Aim of the exercise: Transcribe the data that follows precisely, omitting nothing.
- - -
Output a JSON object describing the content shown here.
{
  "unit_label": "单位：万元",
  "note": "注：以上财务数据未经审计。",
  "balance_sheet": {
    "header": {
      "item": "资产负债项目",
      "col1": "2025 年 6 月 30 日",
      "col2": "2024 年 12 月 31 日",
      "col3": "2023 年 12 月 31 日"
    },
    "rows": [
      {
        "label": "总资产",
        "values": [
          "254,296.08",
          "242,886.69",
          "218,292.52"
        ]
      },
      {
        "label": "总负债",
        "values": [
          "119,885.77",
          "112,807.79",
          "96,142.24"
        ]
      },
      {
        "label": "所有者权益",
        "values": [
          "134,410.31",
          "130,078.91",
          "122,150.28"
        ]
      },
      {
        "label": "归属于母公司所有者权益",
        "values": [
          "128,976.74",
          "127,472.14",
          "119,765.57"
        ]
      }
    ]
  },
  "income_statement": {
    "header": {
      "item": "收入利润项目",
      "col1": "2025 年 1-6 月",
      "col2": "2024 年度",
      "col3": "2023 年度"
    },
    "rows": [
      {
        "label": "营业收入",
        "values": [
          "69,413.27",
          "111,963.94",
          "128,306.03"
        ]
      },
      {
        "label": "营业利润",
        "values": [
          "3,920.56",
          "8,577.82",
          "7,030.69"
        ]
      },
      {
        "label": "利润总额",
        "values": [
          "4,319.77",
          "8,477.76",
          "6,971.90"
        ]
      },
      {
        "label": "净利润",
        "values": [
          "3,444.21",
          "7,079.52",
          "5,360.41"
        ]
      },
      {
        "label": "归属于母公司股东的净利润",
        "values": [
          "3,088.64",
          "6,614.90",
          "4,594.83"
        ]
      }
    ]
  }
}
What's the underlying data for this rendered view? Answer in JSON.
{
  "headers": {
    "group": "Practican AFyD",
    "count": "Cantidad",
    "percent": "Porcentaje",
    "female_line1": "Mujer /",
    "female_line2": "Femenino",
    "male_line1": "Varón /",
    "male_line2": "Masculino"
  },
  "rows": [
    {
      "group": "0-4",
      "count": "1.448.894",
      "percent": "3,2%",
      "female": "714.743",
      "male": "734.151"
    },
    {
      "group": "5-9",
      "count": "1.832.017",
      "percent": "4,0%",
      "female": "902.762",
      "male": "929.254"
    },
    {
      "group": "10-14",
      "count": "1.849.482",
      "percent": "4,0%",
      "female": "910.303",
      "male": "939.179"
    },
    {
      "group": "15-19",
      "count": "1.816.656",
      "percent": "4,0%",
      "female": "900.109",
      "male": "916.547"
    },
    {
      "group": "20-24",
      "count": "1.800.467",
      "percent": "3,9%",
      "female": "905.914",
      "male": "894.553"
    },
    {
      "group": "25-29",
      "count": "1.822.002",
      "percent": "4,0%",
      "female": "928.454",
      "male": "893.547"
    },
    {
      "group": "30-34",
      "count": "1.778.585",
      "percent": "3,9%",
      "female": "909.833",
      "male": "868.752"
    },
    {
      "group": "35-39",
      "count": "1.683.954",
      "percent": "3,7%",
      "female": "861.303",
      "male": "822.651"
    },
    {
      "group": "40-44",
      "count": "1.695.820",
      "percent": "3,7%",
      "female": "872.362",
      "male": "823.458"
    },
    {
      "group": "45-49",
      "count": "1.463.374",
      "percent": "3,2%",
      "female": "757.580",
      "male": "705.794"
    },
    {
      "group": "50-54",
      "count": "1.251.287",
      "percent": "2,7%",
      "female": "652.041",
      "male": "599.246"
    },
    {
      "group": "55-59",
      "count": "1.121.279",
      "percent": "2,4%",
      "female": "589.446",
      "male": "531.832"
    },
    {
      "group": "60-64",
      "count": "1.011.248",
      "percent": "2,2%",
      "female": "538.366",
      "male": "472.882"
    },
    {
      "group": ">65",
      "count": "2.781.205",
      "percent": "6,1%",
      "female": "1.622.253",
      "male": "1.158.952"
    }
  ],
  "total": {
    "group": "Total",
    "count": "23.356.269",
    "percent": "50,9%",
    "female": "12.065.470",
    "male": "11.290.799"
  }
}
- - -
Full solution:
Output a JSON object describing the content shown here.
{
  "unit_label": "单位：万元",
  "note": "注：以上财务数据未经审计。",
  "balance_sheet": {
    "header": {
      "item": "资产负债项目",
      "col1": "2025 年 6 月 30 日",
      "col2": "2024 年 12 月 31 日",
      "col3": "2023 年 12 月 31 日"
    },
    "rows": [
      {
        "label": "总资产",
        "values": [
          "254,296.08",
          "242,886.69",
          "218,292.52"
        ]
      },
      {
        "label": "总负债",
        "values": [
          "119,885.77",
          "112,807.79",
          "96,142.24"
        ]
      },
      {
        "label": "所有者权益",
        "values": [
          "134,410.31",
          "130,078.91",
          "122,150.28"
        ]
      },
      {
        "label": "归属于母公司所有者权益",
        "values": [
          "128,976.74",
          "127,472.14",
          "119,765.57"
        ]
      }
    ]
  },
  "income_statement": {
    "header": {
      "item": "收入利润项目",
      "col1": "2025 年 1-6 月",
      "col2": "2024 年度",
      "col3": "2023 年度"
    },
    "rows": [
      {
        "label": "营业收入",
        "values": [
          "69,413.27",
          "111,963.94",
          "128,306.03"
        ]
      },
      {
        "label": "营业利润",
        "values": [
          "3,920.56",
          "8,577.82",
          "7,030.69"
        ]
      },
      {
        "label": "利润总额",
        "values": [
          "4,319.77",
          "8,477.76",
          "6,971.90"
        ]
      },
      {
        "label": "净利润",
        "values": [
          "3,444.21",
          "7,079.52",
          "5,360.41"
        ]
      },
      {
        "label": "归属于母公司股东的净利润",
        "values": [
          "3,088.64",
          "6,614.90",
          "4,594.83"
        ]
      }
    ]
  }
}
What's the underlying data for this rendered view? Answer in JSON.
{
  "headers": {
    "group": "Practican AFyD",
    "count": "Cantidad",
    "percent": "Porcentaje",
    "female_line1": "Mujer /",
    "female_line2": "Femenino",
    "male_line1": "Varón /",
    "male_line2": "Masculino"
  },
  "rows": [
    {
      "group": "0-4",
      "count": "1.448.894",
      "percent": "3,2%",
      "female": "714.743",
      "male": "734.151"
    },
    {
      "group": "5-9",
      "count": "1.832.017",
      "percent": "4,0%",
      "female": "902.762",
      "male": "929.254"
    },
    {
      "group": "10-14",
      "count": "1.849.482",
      "percent": "4,0%",
      "female": "910.303",
      "male": "939.179"
    },
    {
      "group": "15-19",
      "count": "1.816.656",
      "percent": "4,0%",
      "female": "900.109",
      "male": "916.547"
    },
    {
      "group": "20-24",
      "count": "1.800.467",
      "percent": "3,9%",
      "female": "905.914",
      "male": "894.553"
    },
    {
      "group": "25-29",
      "count": "1.822.002",
      "percent": "4,0%",
      "female": "928.454",
      "male": "893.547"
    },
    {
      "group": "30-34",
      "count": "1.778.585",
      "percent": "3,9%",
      "female": "909.833",
      "male": "868.752"
    },
    {
      "group": "35-39",
      "count": "1.683.954",
      "percent": "3,7%",
      "female": "861.303",
      "male": "822.651"
    },
    {
      "group": "40-44",
      "count": "1.695.820",
      "percent": "3,7%",
      "female": "872.362",
      "male": "823.458"
    },
    {
      "group": "45-49",
      "count": "1.463.374",
      "percent": "3,2%",
      "female": "757.580",
      "male": "705.794"
    },
    {
      "group": "50-54",
      "count": "1.251.287",
      "percent": "2,7%",
      "female": "652.041",
      "male": "599.246"
    },
    {
      "group": "55-59",
      "count": "1.121.279",
      "percent": "2,4%",
      "female": "589.446",
      "male": "531.832"
    },
    {
      "group": "60-64",
      "count": "1.011.248",
      "percent": "2,2%",
      "female": "538.366",
      "male": "472.882"
    },
    {
      "group": ">65",
      "count": "2.781.205",
      "percent": "6,1%",
      "female": "1.622.253",
      "male": "1.158.952"
    }
  ],
  "total": {
    "group": "Total",
    "count": "23.356.269",
    "percent": "50,9%",
    "female": "12.065.470",
    "male": "11.290.799"
  }
}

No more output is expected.